Exercise goal — Put the listing below into a CSV with two columns, description and locations. Use one row per item, with each field in quotes and line breaks replaced by spaces, and leave out the pictures.

Extracted entries —

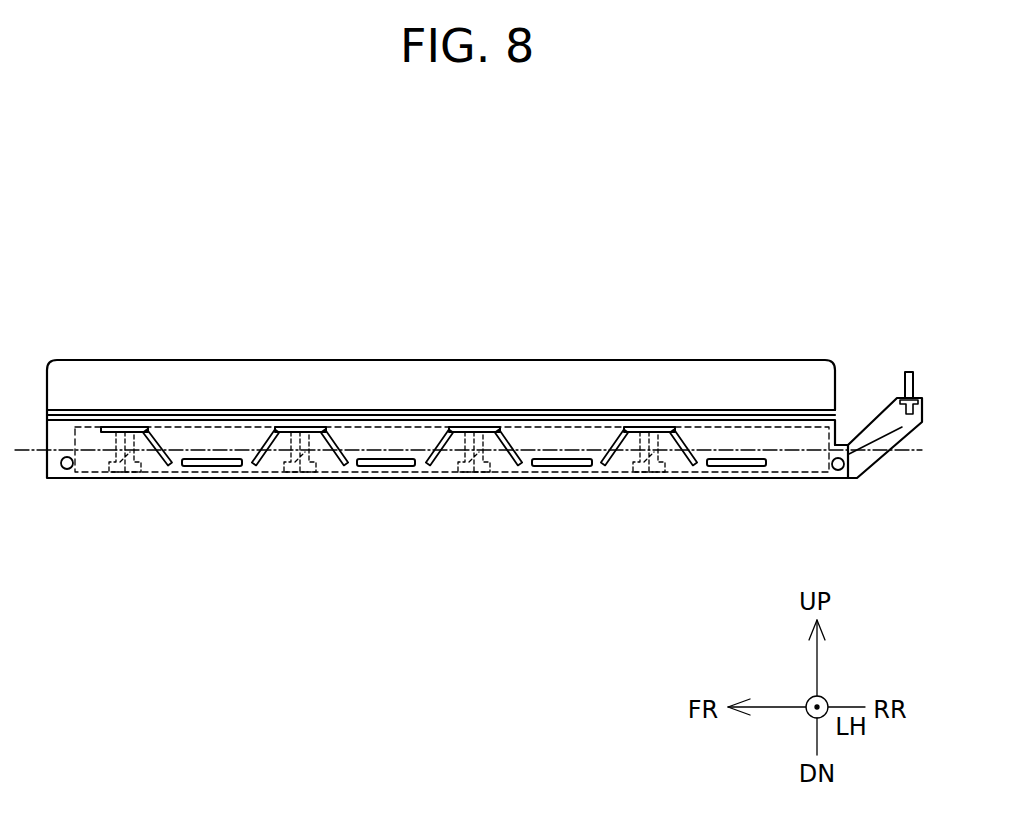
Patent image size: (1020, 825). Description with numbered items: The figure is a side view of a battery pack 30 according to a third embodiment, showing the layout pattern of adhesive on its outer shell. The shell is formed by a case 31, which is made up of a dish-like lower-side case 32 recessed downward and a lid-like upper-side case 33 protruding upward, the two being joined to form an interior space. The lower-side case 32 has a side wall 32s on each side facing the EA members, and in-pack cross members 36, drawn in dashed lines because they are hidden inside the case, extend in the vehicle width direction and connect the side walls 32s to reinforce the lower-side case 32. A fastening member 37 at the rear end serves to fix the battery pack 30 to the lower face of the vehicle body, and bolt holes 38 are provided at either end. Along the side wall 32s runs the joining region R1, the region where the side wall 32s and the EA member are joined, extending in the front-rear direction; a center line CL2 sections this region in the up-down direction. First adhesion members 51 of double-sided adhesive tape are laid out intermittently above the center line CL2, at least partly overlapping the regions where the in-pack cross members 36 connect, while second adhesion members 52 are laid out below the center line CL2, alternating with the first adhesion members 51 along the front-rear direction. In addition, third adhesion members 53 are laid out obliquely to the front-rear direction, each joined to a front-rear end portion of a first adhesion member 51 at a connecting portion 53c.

The battery pack 30 is at (815, 226).
The case 31 is at (8, 273).
The lower-side case 32 is at (45, 445).
The side wall 32s is at (793, 479).
The upper-side case 33 is at (45, 404).
The in-pack cross member 36 is at (122, 473).
The fastening member 37 is at (908, 372).
The bolt hole 38 is at (67, 470).
The first adhesion member 51 is at (107, 428).
The second adhesion member 52 is at (209, 467).
The third adhesion member 53 is at (172, 478).
The connecting portion 53c is at (152, 427).
The joining region R1 is at (813, 479).
The center line CL2 is at (27, 452).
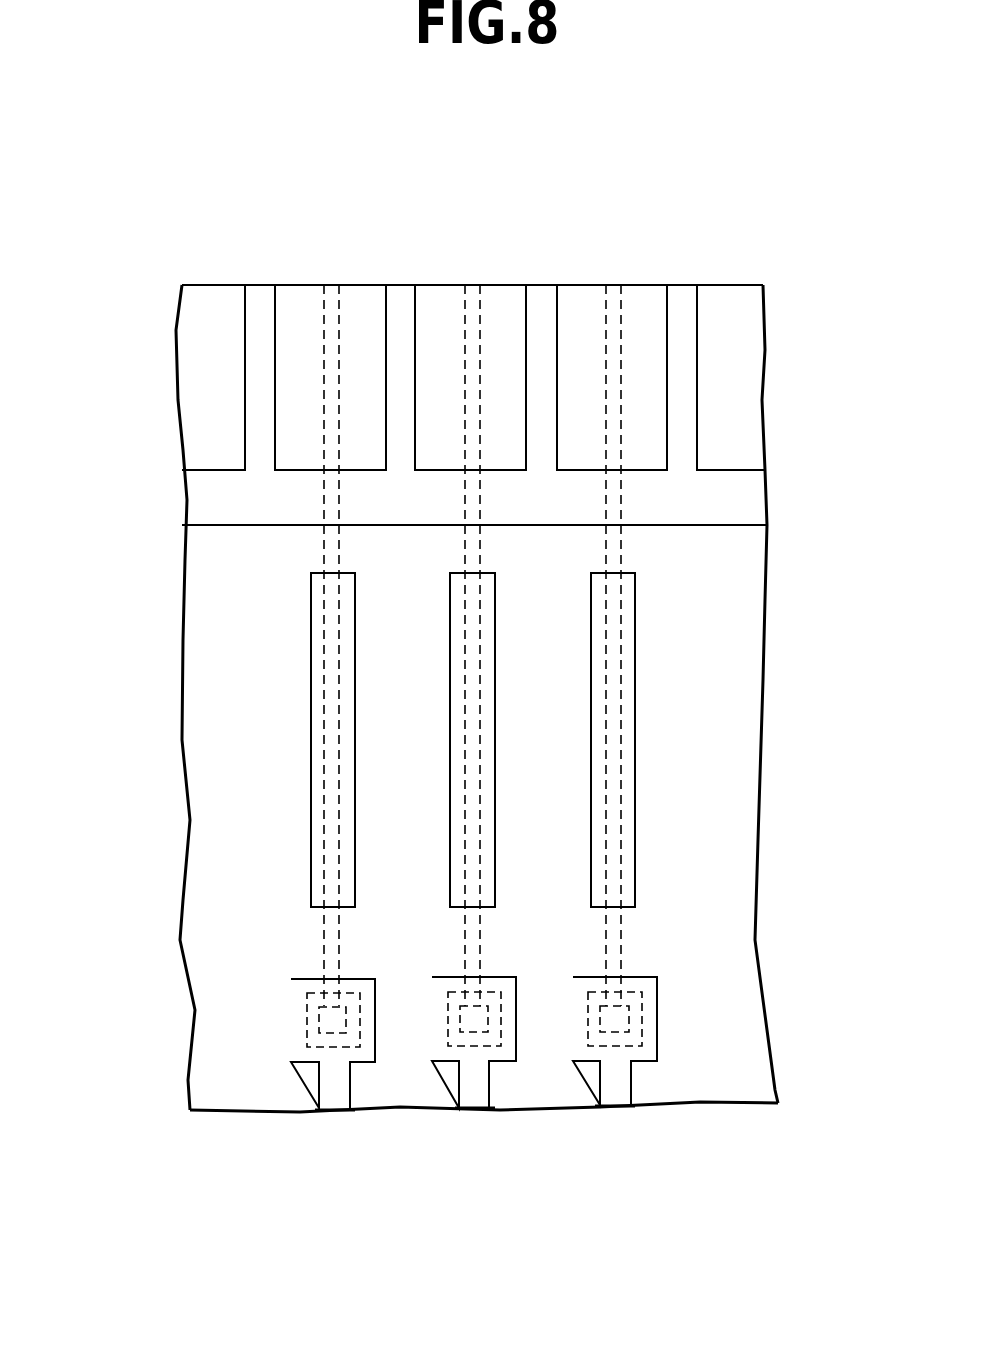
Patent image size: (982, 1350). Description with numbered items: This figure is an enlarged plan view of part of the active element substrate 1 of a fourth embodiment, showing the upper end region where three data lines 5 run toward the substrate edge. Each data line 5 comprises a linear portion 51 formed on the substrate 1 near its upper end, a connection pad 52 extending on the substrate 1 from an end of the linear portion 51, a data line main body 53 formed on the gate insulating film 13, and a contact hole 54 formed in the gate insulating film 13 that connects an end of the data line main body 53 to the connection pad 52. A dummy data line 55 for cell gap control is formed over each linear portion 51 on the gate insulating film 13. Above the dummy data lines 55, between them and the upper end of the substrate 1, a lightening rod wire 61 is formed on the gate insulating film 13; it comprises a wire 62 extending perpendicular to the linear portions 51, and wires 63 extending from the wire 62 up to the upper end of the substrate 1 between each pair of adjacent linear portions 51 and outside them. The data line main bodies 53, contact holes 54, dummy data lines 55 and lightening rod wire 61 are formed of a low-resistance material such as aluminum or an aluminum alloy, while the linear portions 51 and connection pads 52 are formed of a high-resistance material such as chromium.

The active element substrate 1 is at (722, 283).
The gate insulating film 13 is at (738, 358).
The wires 63 is at (398, 290).
The lightening rod wire 61 is at (765, 497).
The wire 62 is at (217, 497).
The linear portion 51 is at (311, 632).
The dummy data line 55 is at (311, 770).
The connection pad 52 is at (291, 1010).
The contact hole 54 is at (305, 1027).
The data line main body 53 is at (325, 1082).
The data line 5 is at (337, 1117).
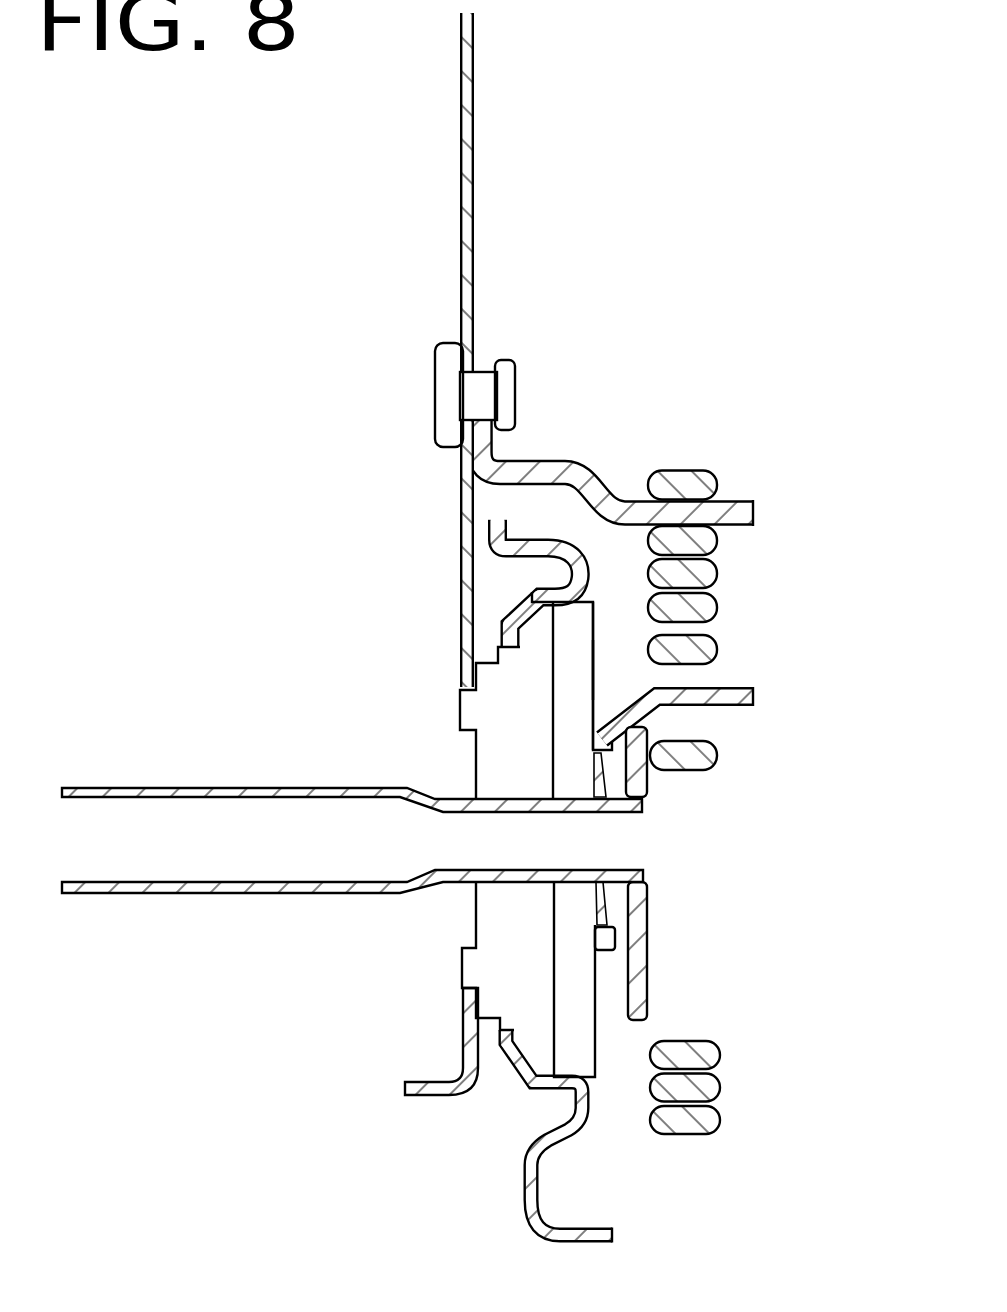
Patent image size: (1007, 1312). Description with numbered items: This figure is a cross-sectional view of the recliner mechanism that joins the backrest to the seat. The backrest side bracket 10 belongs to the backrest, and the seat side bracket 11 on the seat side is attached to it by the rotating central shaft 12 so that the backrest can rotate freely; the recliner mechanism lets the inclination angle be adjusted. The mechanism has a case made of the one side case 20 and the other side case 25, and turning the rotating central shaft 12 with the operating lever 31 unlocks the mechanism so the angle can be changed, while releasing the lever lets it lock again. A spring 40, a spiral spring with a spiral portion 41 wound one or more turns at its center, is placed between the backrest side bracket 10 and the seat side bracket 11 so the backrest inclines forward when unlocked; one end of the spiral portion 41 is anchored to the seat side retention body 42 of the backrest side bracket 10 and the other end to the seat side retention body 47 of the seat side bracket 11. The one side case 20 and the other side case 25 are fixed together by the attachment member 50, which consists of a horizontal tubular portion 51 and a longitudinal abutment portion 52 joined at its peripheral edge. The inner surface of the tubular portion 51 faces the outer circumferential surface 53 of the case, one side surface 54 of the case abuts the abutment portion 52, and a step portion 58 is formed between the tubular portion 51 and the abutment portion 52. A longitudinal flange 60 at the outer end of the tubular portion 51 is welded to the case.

The backrest side bracket 10 is at (478, 168).
The seat side bracket 11 is at (606, 1213).
The rotating central shaft 12 is at (125, 786).
The one side case 20 is at (474, 767).
The other side case 25 is at (604, 633).
The operating lever 31 is at (649, 957).
The spring 40 is at (715, 468).
The spiral portion 41 is at (714, 573).
The seat side retention body 42 is at (544, 528).
The seat side retention body 47 is at (742, 687).
The attachment member 50 is at (546, 556).
The tubular portion 51 is at (583, 580).
The abutment portion 52 is at (515, 636).
The outer circumferential surface 53 is at (566, 594).
The side surface 54 is at (516, 615).
The step portion 58 is at (517, 1075).
The flange 60 is at (656, 1095).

Problem solution —
description,locations
"Patent image size: (1020, 825). Description with numbered items: The figure is a side view of a battery pack 30 according to a third embodiment, showing the layout pattern of adhesive on its outer shell. The shell is formed by a case 31, which is made up of a dish-like lower-side case 32 recessed downward and a lid-like upper-side case 33 protruding upward, the two being joined to form an interior space. The lower-side case 32 has a side wall 32s on each side facing the EA members, and in-pack cross members 36, drawn in dashed lines because they are hidden inside the case, extend in the vehicle width direction and connect the side walls 32s to reinforce the lower-side case 32. A fastening member 37 at the rear end serves to fix the battery pack 30 to the lower face of the vehicle body, and bolt holes 38 are provided at either end. Along the side wall 32s runs the joining region R1, the region where the side wall 32s and the EA member are joined, extending in the front-rear direction; a center line CL2 sections this region in the up-down direction. First adhesion members 51 of double-sided adhesive tape are laid out intermittently above the center line CL2, at least partly overlapping the regions where the in-pack cross members 36 connect, while second adhesion members 52 are laid out below the center line CL2, alternating with the first adhesion members 51 along the front-rear direction. In addition, third adhesion members 53 are laid out obliquely to the front-rear direction, each joined to a front-rear end portion of a first adhesion member 51 at a connecting portion 53c.","The battery pack 30 is at (815, 226). The case 31 is at (8, 273). The lower-side case 32 is at (45, 445). The side wall 32s is at (793, 479). The upper-side case 33 is at (45, 404). The in-pack cross member 36 is at (122, 473). The fastening member 37 is at (908, 372). The bolt hole 38 is at (67, 470). The first adhesion member 51 is at (107, 428). The second adhesion member 52 is at (209, 467). The third adhesion member 53 is at (172, 478). The connecting portion 53c is at (152, 427). The joining region R1 is at (813, 479). The center line CL2 is at (27, 452)."
"Patent image size: (982, 1350). Description with numbered items: This figure is an enlarged plan view of part of the active element substrate 1 of a fourth embodiment, showing the upper end region where three data lines 5 run toward the substrate edge. Each data line 5 comprises a linear portion 51 formed on the substrate 1 near its upper end, a connection pad 52 extending on the substrate 1 from an end of the linear portion 51, a data line main body 53 formed on the gate insulating film 13, and a contact hole 54 formed in the gate insulating film 13 that connects an end of the data line main body 53 to the connection pad 52. A dummy data line 55 for cell gap control is formed over each linear portion 51 on the gate insulating film 13. Above the dummy data lines 55, between them and the upper end of the substrate 1, a lightening rod wire 61 is formed on the gate insulating film 13; it comprises a wire 62 extending perpendicular to the linear portions 51, and wires 63 extending from the wire 62 up to the upper end of the substrate 1 between each pair of adjacent linear portions 51 and outside them. The data line main bodies 53, contact holes 54, dummy data lines 55 and lightening rod wire 61 are formed of a low-resistance material such as aluminum or an aluminum alloy, while the linear portions 51 and connection pads 52 are formed of a high-resistance material such as chromium.","The active element substrate 1 is at (722, 283). The gate insulating film 13 is at (738, 358). The wires 63 is at (398, 290). The lightening rod wire 61 is at (765, 497). The wire 62 is at (217, 497). The linear portion 51 is at (311, 632). The dummy data line 55 is at (311, 770). The connection pad 52 is at (291, 1010). The contact hole 54 is at (305, 1027). The data line main body 53 is at (325, 1082). The data line 5 is at (337, 1117)."
"Patent image size: (1007, 1312). Description with numbered items: This figure is a cross-sectional view of the recliner mechanism that joins the backrest to the seat. The backrest side bracket 10 belongs to the backrest, and the seat side bracket 11 on the seat side is attached to it by the rotating central shaft 12 so that the backrest can rotate freely; the recliner mechanism lets the inclination angle be adjusted. The mechanism has a case made of the one side case 20 and the other side case 25, and turning the rotating central shaft 12 with the operating lever 31 unlocks the mechanism so the angle can be changed, while releasing the lever lets it lock again. A spring 40, a spiral spring with a spiral portion 41 wound one or more turns at its center, is placed between the backrest side bracket 10 and the seat side bracket 11 so the backrest inclines forward when unlocked; one end of the spiral portion 41 is anchored to the seat side retention body 42 of the backrest side bracket 10 and the other end to the seat side retention body 47 of the seat side bracket 11. The one side case 20 and the other side case 25 are fixed together by the attachment member 50, which consists of a horizontal tubular portion 51 and a longitudinal abutment portion 52 joined at its peripheral edge. The inner surface of the tubular portion 51 faces the outer circumferential surface 53 of the case, one side surface 54 of the case abuts the abutment portion 52, and a step portion 58 is formed between the tubular portion 51 and the abutment portion 52. A longitudinal flange 60 at the outer end of the tubular portion 51 is welded to the case.","The backrest side bracket 10 is at (478, 168). The seat side bracket 11 is at (606, 1213). The rotating central shaft 12 is at (125, 786). The one side case 20 is at (474, 767). The other side case 25 is at (604, 633). The operating lever 31 is at (649, 957). The spring 40 is at (715, 468). The spiral portion 41 is at (714, 573). The seat side retention body 42 is at (544, 528). The seat side retention body 47 is at (742, 687). The attachment member 50 is at (546, 556). The tubular portion 51 is at (583, 580). The abutment portion 52 is at (515, 636). The outer circumferential surface 53 is at (566, 594). The side surface 54 is at (516, 615). The step portion 58 is at (517, 1075). The flange 60 is at (656, 1095)."